**GIVEN REQUEST:** Print the lines of the material between the line holding "Give me the" and the line holding "top-bar <box>0 0 1200 30</box>", inclusive, reproducing them without any change.

Extracted data entries:
⁂

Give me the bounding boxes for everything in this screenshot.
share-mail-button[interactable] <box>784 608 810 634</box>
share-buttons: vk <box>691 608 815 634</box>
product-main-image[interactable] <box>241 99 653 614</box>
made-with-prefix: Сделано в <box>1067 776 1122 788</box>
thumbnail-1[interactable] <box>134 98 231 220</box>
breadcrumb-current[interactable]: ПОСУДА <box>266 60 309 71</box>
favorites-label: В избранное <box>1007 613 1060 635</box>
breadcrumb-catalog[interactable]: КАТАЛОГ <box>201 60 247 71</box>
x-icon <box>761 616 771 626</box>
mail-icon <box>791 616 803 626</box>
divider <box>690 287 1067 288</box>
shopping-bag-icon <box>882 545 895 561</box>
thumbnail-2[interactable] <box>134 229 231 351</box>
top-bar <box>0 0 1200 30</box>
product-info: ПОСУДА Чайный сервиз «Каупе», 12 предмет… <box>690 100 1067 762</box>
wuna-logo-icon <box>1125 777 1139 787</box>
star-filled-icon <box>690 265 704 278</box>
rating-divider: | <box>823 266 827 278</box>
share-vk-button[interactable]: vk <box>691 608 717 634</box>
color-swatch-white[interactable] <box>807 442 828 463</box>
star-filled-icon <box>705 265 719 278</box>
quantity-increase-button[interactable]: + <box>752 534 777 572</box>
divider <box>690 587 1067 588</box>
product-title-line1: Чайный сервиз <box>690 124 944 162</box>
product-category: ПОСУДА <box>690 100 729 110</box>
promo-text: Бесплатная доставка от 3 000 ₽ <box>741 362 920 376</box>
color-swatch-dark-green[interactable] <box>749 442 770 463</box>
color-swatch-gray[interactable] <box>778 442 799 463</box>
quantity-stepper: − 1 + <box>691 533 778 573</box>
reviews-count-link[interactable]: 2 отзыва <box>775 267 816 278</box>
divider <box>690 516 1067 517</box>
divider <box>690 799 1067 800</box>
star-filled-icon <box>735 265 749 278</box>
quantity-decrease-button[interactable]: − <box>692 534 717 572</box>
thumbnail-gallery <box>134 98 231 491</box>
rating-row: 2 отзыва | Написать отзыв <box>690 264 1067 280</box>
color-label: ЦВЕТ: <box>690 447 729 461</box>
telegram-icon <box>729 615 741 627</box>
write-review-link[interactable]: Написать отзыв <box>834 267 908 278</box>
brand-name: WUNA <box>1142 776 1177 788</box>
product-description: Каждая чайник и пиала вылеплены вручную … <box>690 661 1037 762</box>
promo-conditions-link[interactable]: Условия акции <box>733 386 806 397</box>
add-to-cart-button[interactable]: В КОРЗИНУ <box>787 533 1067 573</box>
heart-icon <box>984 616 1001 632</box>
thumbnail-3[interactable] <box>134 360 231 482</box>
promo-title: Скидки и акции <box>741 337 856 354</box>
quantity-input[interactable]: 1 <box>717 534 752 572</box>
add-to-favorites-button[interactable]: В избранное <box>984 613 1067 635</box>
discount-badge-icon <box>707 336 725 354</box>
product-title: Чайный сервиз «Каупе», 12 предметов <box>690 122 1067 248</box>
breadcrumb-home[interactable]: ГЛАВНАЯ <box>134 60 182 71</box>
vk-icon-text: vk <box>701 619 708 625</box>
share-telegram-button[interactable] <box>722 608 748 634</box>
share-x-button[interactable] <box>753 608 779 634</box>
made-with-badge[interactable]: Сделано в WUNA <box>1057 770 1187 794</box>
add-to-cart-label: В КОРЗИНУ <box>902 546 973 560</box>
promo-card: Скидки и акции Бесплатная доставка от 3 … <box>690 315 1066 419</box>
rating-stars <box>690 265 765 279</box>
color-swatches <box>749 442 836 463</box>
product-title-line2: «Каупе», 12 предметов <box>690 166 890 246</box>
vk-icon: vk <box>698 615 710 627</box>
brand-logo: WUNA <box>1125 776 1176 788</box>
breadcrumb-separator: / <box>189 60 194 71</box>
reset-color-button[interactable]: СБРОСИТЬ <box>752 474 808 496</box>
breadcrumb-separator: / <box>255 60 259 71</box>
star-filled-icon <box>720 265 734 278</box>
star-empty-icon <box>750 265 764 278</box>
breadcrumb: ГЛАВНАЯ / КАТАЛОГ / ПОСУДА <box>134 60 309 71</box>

⁂

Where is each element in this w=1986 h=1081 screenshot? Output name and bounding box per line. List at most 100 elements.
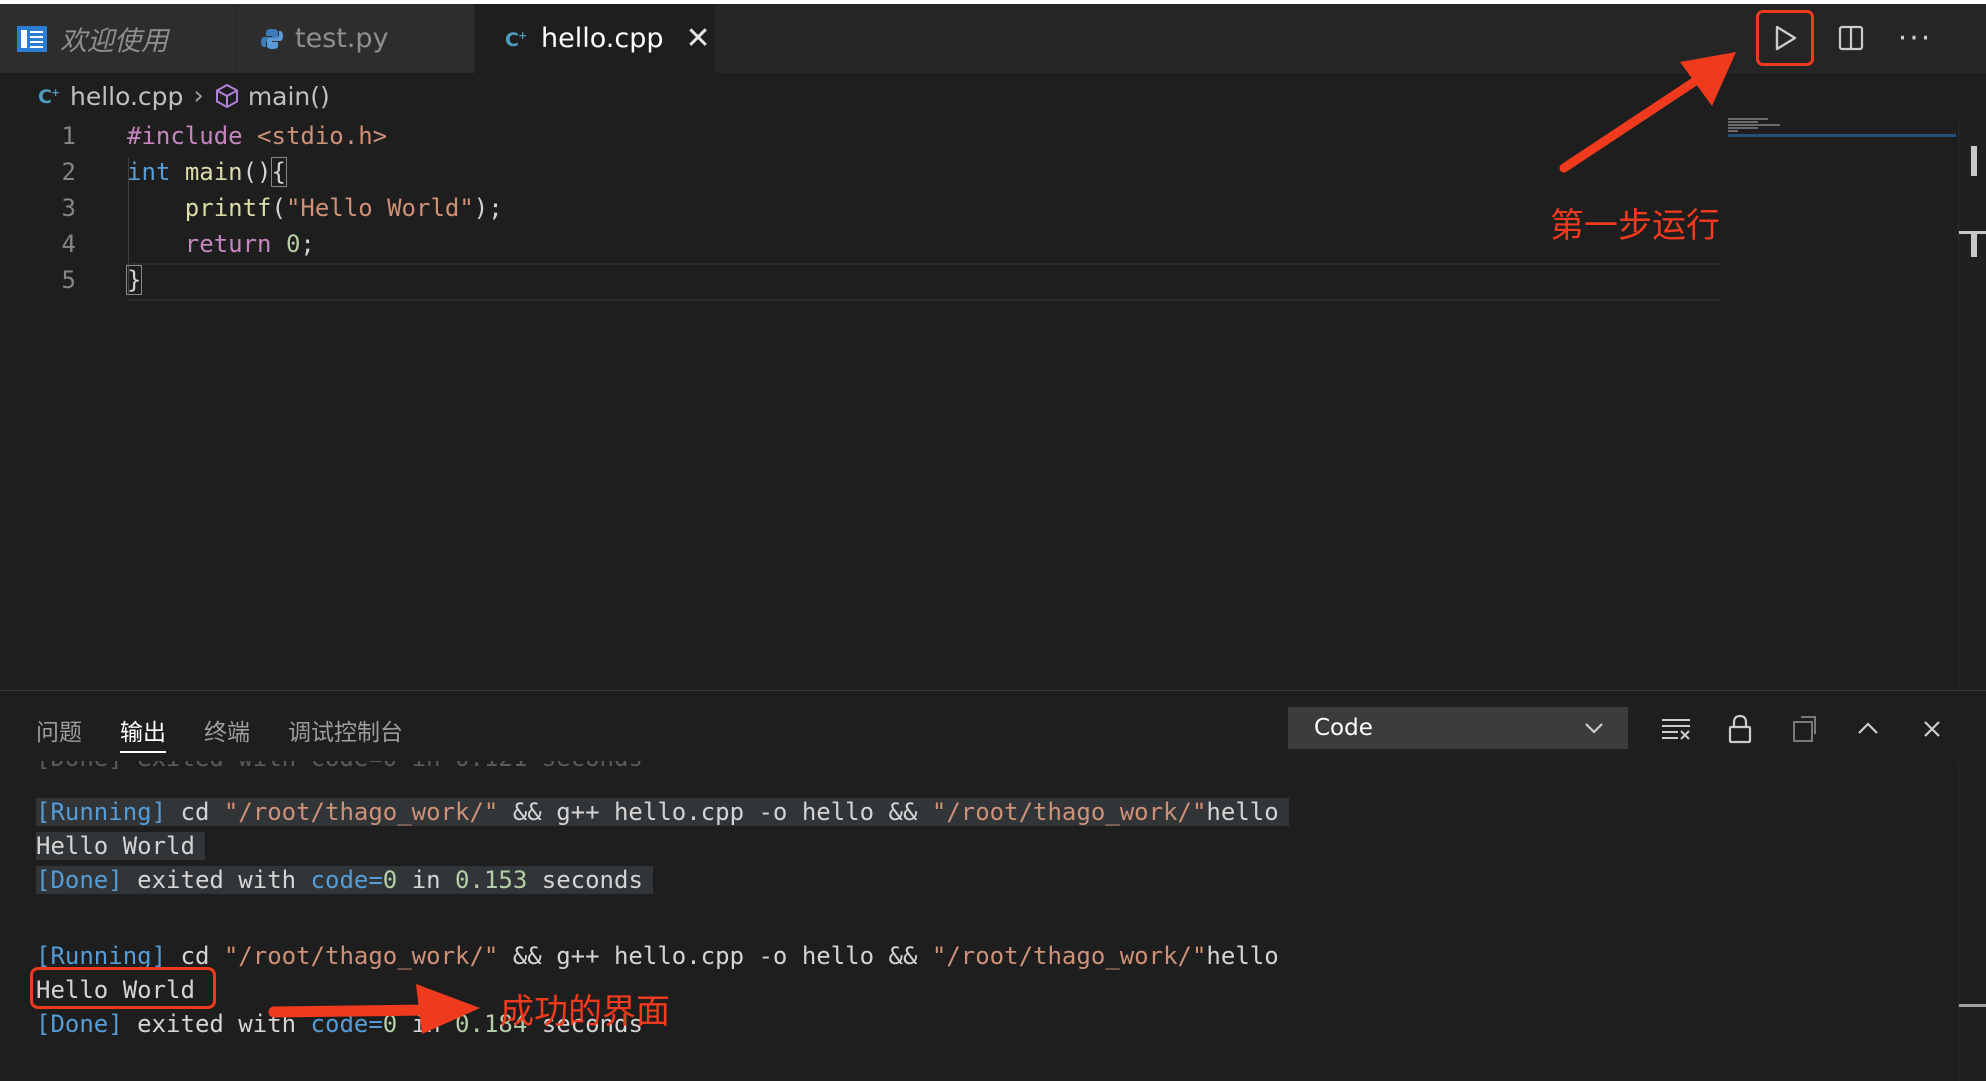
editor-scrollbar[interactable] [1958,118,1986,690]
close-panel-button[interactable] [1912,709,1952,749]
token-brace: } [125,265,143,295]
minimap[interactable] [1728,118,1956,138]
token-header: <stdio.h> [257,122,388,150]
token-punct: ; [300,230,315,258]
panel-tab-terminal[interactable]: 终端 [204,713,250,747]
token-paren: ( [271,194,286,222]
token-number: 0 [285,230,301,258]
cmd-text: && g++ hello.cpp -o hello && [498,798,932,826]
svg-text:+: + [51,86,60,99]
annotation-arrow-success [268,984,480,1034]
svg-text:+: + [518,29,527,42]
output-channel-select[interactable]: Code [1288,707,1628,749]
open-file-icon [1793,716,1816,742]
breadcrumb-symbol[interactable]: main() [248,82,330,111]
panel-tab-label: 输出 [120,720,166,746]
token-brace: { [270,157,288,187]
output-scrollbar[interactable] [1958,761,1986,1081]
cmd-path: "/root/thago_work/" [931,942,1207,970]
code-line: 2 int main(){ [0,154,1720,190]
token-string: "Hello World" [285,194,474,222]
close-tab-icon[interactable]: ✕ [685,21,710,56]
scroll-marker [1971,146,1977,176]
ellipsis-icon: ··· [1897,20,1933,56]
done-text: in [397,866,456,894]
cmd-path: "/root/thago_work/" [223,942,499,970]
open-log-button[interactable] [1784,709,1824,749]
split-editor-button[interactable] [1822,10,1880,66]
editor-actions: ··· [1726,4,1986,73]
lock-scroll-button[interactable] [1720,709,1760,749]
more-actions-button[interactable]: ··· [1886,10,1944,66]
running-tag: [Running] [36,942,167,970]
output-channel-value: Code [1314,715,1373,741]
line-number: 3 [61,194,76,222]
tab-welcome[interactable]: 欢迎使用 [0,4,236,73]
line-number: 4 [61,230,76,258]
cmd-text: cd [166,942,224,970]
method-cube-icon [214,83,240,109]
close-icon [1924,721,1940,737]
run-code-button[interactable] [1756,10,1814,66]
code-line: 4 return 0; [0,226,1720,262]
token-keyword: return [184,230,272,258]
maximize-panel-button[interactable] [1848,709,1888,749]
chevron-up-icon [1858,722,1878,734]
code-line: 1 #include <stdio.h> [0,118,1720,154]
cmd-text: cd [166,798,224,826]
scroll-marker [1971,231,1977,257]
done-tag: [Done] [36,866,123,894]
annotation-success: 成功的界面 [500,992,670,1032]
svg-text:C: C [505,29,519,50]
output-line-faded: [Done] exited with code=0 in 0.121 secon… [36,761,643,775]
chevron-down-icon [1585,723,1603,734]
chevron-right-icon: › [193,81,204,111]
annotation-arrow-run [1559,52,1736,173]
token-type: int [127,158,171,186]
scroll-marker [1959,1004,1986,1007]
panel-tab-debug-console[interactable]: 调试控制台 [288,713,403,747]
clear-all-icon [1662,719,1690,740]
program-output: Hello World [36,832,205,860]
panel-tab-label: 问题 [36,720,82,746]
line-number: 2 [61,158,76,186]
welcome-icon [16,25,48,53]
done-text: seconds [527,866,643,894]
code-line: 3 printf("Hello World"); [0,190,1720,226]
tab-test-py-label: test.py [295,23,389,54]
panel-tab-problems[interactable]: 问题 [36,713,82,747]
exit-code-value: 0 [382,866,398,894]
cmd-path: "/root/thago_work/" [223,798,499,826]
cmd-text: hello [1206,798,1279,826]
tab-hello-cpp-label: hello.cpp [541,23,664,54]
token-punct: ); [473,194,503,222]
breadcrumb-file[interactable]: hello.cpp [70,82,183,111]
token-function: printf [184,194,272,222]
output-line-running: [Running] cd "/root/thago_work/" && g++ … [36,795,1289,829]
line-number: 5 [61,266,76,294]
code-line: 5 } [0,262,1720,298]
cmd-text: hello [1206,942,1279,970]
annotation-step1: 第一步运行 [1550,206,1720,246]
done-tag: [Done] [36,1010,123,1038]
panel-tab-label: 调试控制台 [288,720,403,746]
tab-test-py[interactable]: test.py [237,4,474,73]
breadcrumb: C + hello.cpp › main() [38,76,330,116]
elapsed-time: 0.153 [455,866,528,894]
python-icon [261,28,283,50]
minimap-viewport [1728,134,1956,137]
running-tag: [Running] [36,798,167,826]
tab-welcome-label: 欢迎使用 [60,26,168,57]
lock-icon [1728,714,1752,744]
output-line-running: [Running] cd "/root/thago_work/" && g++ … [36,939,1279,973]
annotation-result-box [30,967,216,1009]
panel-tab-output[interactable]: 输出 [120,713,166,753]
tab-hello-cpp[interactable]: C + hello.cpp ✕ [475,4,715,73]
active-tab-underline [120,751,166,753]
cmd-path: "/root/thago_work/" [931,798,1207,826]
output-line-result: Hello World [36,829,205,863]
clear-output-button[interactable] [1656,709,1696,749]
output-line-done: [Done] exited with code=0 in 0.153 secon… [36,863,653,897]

⁂

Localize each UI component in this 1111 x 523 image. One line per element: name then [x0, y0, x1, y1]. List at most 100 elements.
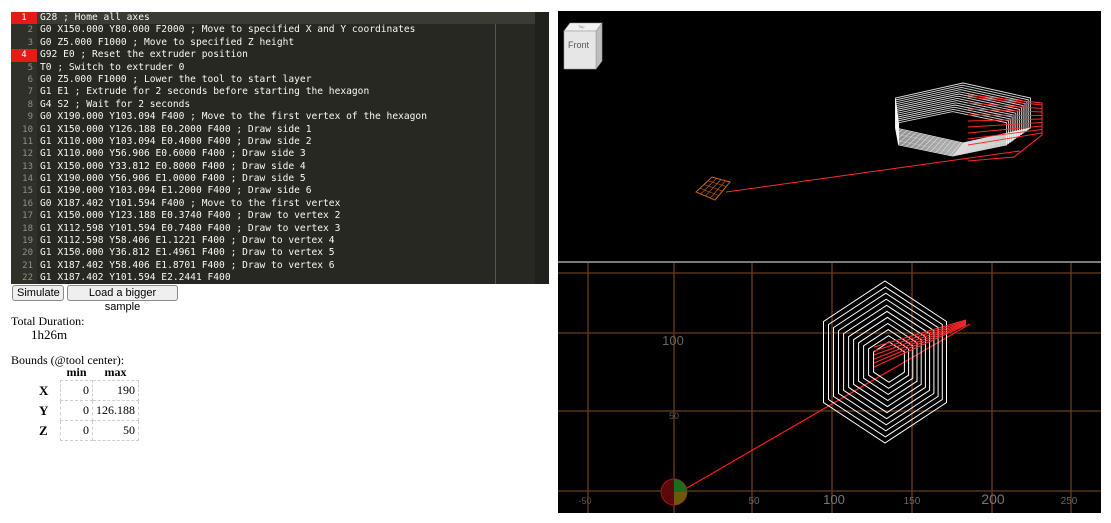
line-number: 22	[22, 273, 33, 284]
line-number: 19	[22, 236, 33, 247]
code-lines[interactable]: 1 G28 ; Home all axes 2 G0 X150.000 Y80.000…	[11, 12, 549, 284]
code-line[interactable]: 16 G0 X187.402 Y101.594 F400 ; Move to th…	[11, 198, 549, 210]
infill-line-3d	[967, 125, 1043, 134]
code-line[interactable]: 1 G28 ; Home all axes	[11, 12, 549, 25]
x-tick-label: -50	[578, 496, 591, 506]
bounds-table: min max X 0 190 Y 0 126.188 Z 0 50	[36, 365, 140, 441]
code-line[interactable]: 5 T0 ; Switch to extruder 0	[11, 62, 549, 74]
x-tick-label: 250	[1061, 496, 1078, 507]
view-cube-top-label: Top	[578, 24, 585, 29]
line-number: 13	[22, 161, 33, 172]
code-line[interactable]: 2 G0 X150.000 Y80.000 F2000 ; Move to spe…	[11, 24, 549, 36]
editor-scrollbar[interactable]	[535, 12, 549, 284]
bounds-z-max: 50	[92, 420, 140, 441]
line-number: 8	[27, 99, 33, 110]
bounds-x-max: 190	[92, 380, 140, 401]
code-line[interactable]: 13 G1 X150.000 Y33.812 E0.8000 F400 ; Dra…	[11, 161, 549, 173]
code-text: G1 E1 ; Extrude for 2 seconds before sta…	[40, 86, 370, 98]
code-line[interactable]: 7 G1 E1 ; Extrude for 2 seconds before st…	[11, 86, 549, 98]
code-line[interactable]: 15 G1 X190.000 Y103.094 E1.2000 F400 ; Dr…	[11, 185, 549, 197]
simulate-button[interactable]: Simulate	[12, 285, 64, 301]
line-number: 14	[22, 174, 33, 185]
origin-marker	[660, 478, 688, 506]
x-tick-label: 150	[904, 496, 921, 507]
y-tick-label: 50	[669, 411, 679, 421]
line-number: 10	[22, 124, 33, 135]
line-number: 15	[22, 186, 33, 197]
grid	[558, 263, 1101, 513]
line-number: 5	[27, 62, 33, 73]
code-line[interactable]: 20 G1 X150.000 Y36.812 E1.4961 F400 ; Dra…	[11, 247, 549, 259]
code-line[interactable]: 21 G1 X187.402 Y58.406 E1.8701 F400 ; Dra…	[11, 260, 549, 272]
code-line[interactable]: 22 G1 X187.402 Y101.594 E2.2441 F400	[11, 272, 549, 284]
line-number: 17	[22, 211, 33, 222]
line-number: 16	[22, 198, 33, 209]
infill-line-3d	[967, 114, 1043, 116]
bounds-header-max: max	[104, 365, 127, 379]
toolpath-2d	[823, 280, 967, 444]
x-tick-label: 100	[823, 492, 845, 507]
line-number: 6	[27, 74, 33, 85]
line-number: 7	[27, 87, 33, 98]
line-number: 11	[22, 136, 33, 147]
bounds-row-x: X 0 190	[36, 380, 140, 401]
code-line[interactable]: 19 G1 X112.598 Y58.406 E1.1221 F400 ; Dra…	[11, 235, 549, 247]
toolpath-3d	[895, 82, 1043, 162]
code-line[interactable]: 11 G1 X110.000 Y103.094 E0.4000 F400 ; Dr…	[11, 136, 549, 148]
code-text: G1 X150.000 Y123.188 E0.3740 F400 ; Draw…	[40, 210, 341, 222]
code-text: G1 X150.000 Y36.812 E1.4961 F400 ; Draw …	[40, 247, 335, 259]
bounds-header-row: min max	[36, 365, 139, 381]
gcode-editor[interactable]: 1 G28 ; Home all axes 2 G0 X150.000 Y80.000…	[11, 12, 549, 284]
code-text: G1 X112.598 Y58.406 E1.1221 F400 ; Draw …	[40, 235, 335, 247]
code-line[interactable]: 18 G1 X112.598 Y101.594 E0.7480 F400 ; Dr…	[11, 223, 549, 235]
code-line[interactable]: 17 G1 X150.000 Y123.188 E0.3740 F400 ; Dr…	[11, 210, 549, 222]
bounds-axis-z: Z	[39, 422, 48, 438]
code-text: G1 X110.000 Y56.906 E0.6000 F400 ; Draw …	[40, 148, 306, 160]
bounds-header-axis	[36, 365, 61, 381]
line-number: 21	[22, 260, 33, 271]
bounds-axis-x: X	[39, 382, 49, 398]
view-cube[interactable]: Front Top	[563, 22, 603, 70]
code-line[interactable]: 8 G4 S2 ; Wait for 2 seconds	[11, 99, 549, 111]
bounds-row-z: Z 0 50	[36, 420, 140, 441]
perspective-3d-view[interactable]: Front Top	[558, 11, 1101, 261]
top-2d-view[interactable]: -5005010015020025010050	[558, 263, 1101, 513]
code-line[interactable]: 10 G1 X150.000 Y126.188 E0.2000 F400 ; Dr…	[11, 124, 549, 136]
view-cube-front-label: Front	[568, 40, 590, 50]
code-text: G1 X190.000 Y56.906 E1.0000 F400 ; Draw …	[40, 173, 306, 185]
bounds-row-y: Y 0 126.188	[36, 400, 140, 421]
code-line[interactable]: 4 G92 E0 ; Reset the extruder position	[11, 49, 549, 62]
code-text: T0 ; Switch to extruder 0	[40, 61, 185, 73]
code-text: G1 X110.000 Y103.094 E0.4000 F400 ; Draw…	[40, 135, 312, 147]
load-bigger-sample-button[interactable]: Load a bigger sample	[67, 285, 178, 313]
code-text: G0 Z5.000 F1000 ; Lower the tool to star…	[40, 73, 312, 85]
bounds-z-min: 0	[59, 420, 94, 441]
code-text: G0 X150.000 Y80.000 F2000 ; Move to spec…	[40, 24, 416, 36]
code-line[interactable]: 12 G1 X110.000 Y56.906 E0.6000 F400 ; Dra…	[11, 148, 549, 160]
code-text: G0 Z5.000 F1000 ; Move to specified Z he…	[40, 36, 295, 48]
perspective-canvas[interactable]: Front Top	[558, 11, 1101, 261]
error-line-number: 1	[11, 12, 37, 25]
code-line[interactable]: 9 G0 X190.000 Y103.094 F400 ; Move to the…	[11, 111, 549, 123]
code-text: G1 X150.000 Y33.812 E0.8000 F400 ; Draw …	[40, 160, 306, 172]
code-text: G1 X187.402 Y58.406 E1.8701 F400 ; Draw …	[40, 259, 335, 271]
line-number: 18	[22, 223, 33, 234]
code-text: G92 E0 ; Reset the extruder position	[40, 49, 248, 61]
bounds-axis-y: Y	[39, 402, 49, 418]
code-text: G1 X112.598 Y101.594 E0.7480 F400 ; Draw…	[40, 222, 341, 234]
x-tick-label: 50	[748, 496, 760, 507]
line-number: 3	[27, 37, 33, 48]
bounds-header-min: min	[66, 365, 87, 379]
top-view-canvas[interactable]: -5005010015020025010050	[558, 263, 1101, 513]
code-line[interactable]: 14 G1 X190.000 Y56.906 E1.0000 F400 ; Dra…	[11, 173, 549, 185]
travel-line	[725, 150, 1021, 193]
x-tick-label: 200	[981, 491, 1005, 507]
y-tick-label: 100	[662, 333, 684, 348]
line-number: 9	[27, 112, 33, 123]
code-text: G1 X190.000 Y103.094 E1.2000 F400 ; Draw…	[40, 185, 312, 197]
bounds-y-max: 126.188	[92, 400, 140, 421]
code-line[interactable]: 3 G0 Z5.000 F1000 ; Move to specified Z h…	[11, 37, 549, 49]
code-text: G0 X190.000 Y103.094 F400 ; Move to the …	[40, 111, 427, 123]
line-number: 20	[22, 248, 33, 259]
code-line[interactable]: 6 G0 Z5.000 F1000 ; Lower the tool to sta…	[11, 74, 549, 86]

⁂

**WRITTEN SOLUTION:**
Give me the bounding boxes for everything in this screenshot.
share-mail-button[interactable] <box>784 608 810 634</box>
share-buttons: vk <box>691 608 815 634</box>
product-main-image[interactable] <box>241 99 653 614</box>
made-with-prefix: Сделано в <box>1067 776 1122 788</box>
thumbnail-1[interactable] <box>134 98 231 220</box>
breadcrumb-current[interactable]: ПОСУДА <box>266 60 309 71</box>
favorites-label: В избранное <box>1007 613 1060 635</box>
breadcrumb-catalog[interactable]: КАТАЛОГ <box>201 60 247 71</box>
x-icon <box>761 616 771 626</box>
mail-icon <box>791 616 803 626</box>
divider <box>690 287 1067 288</box>
shopping-bag-icon <box>882 545 895 561</box>
thumbnail-2[interactable] <box>134 229 231 351</box>
top-bar <box>0 0 1200 30</box>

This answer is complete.